What is required: Images are not part of the copy; write out the rest of the data exactly as given.

Record excerpts:
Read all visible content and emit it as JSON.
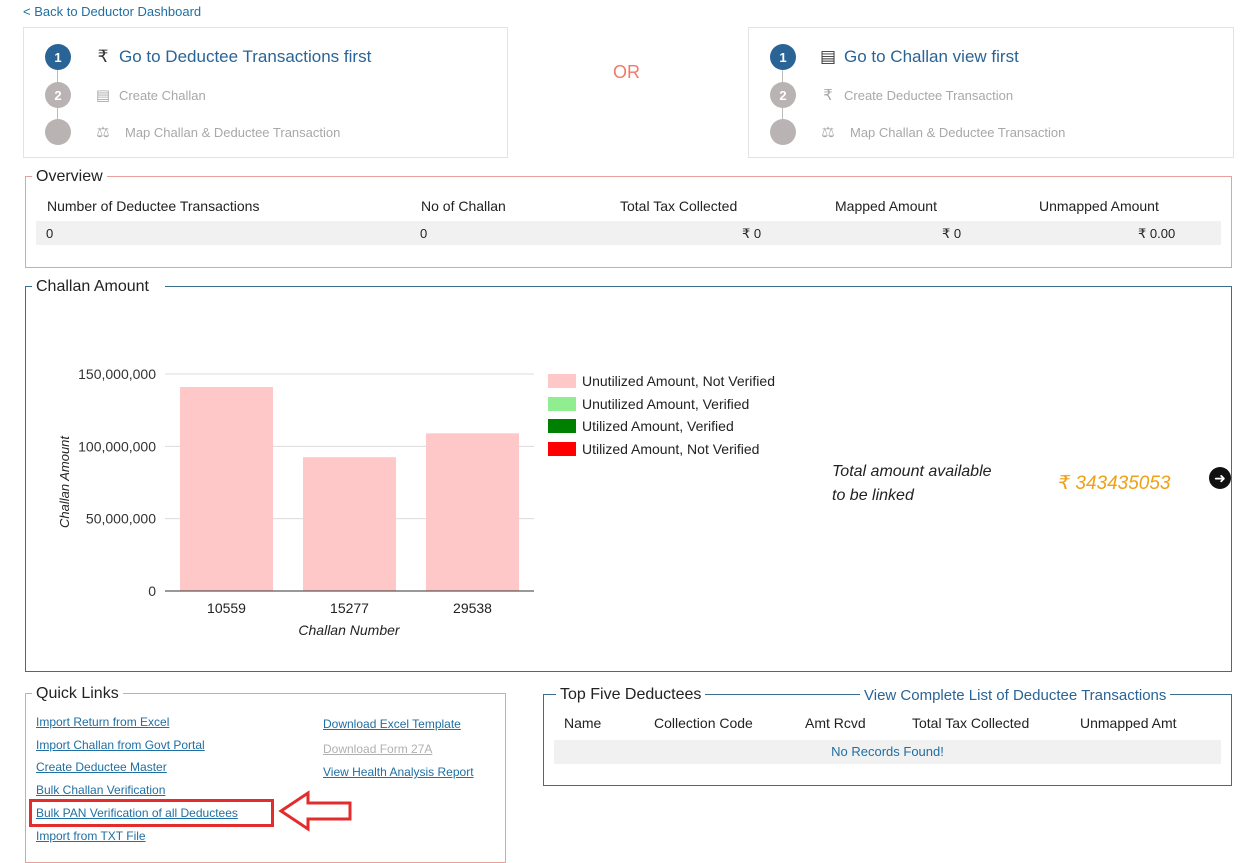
{
  "nav": {
    "back_label": "< Back to Deductor Dashboard"
  },
  "steps_left": {
    "title": "Go to Deductee Transactions first",
    "step1_num": "1",
    "step2_num": "2",
    "step2_label": "Create Challan",
    "step3_label": "Map Challan & Deductee Transaction"
  },
  "or_label": "OR",
  "steps_right": {
    "title": "Go to Challan view first",
    "step1_num": "1",
    "step2_num": "2",
    "step2_label": "Create Deductee Transaction",
    "step3_label": "Map Challan & Deductee Transaction"
  },
  "overview": {
    "legend": "Overview",
    "headers": [
      "Number of Deductee Transactions",
      "No of Challan",
      "Total Tax Collected",
      "Mapped Amount",
      "Unmapped Amount"
    ],
    "values": [
      "0",
      "0",
      "₹ 0",
      "₹ 0",
      "₹ 0.00"
    ]
  },
  "challan": {
    "legend": "Challan Amount",
    "total_label_line1": "Total amount available",
    "total_label_line2": "to be linked",
    "total_currency": "₹",
    "total_value": "343435053"
  },
  "chart_data": {
    "type": "bar",
    "categories": [
      "10559",
      "15277",
      "29538"
    ],
    "series": [
      {
        "name": "Unutilized Amount, Not Verified",
        "values": [
          141000000,
          92500000,
          109000000
        ],
        "color": "#ffc8c8"
      },
      {
        "name": "Unutilized Amount, Verified",
        "values": [
          0,
          0,
          0
        ],
        "color": "#90ee90"
      },
      {
        "name": "Utilized Amount, Verified",
        "values": [
          0,
          0,
          0
        ],
        "color": "#008000"
      },
      {
        "name": "Utilized Amount, Not Verified",
        "values": [
          0,
          0,
          0
        ],
        "color": "#ff0000"
      }
    ],
    "xlabel": "Challan Number",
    "ylabel": "Challan Amount",
    "ylim": [
      0,
      150000000
    ],
    "yticks": [
      0,
      50000000,
      100000000,
      150000000
    ],
    "ytick_labels": [
      "0",
      "50,000,000",
      "100,000,000",
      "150,000,000"
    ],
    "legend_position": "right",
    "grid": true
  },
  "quick_links": {
    "legend": "Quick Links",
    "left": [
      "Import Return from Excel",
      "Import Challan from Govt Portal",
      "Create Deductee Master",
      "Bulk Challan Verification",
      "Bulk PAN Verification of all Deductees",
      "Import from TXT File"
    ],
    "right": [
      "Download Excel Template",
      "Download Form 27A",
      "View Health Analysis Report"
    ]
  },
  "top_deductees": {
    "legend": "Top Five Deductees",
    "view_all": "View Complete List of Deductee Transactions",
    "headers": [
      "Name",
      "Collection Code",
      "Amt Rcvd",
      "Total Tax Collected",
      "Unmapped Amt"
    ],
    "empty": "No Records Found!"
  },
  "colors": {
    "accent": "#2a6496",
    "link": "#1f6fa3",
    "highlight": "#e32c2c",
    "overview_border": "#e6a19a",
    "challan_border": "#3b6f8c",
    "total": "#f0a016"
  }
}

Correct result:
Read all visible content and emit it as JSON.
{
  "nav": {
    "back_label": "< Back to Deductor Dashboard"
  },
  "steps_left": {
    "title": "Go to Deductee Transactions first",
    "step1_num": "1",
    "step2_num": "2",
    "step2_label": "Create Challan",
    "step3_label": "Map Challan & Deductee Transaction"
  },
  "or_label": "OR",
  "steps_right": {
    "title": "Go to Challan view first",
    "step1_num": "1",
    "step2_num": "2",
    "step2_label": "Create Deductee Transaction",
    "step3_label": "Map Challan & Deductee Transaction"
  },
  "overview": {
    "legend": "Overview",
    "headers": [
      "Number of Deductee Transactions",
      "No of Challan",
      "Total Tax Collected",
      "Mapped Amount",
      "Unmapped Amount"
    ],
    "values": [
      "0",
      "0",
      "₹ 0",
      "₹ 0",
      "₹ 0.00"
    ]
  },
  "challan": {
    "legend": "Challan Amount",
    "total_label_line1": "Total amount available",
    "total_label_line2": "to be linked",
    "total_currency": "₹",
    "total_value": "343435053"
  },
  "chart_data": {
    "type": "bar",
    "categories": [
      "10559",
      "15277",
      "29538"
    ],
    "series": [
      {
        "name": "Unutilized Amount, Not Verified",
        "values": [
          141000000,
          92500000,
          109000000
        ],
        "color": "#ffc8c8"
      },
      {
        "name": "Unutilized Amount, Verified",
        "values": [
          0,
          0,
          0
        ],
        "color": "#90ee90"
      },
      {
        "name": "Utilized Amount, Verified",
        "values": [
          0,
          0,
          0
        ],
        "color": "#008000"
      },
      {
        "name": "Utilized Amount, Not Verified",
        "values": [
          0,
          0,
          0
        ],
        "color": "#ff0000"
      }
    ],
    "xlabel": "Challan Number",
    "ylabel": "Challan Amount",
    "ylim": [
      0,
      150000000
    ],
    "yticks": [
      0,
      50000000,
      100000000,
      150000000
    ],
    "ytick_labels": [
      "0",
      "50,000,000",
      "100,000,000",
      "150,000,000"
    ],
    "legend_position": "right",
    "grid": true
  },
  "quick_links": {
    "legend": "Quick Links",
    "left": [
      "Import Return from Excel",
      "Import Challan from Govt Portal",
      "Create Deductee Master",
      "Bulk Challan Verification",
      "Bulk PAN Verification of all Deductees",
      "Import from TXT File"
    ],
    "right": [
      "Download Excel Template",
      "Download Form 27A",
      "View Health Analysis Report"
    ]
  },
  "top_deductees": {
    "legend": "Top Five Deductees",
    "view_all": "View Complete List of Deductee Transactions",
    "headers": [
      "Name",
      "Collection Code",
      "Amt Rcvd",
      "Total Tax Collected",
      "Unmapped Amt"
    ],
    "empty": "No Records Found!"
  },
  "colors": {
    "accent": "#2a6496",
    "link": "#1f6fa3",
    "highlight": "#e32c2c",
    "overview_border": "#e6a19a",
    "challan_border": "#3b6f8c",
    "total": "#f0a016"
  }
}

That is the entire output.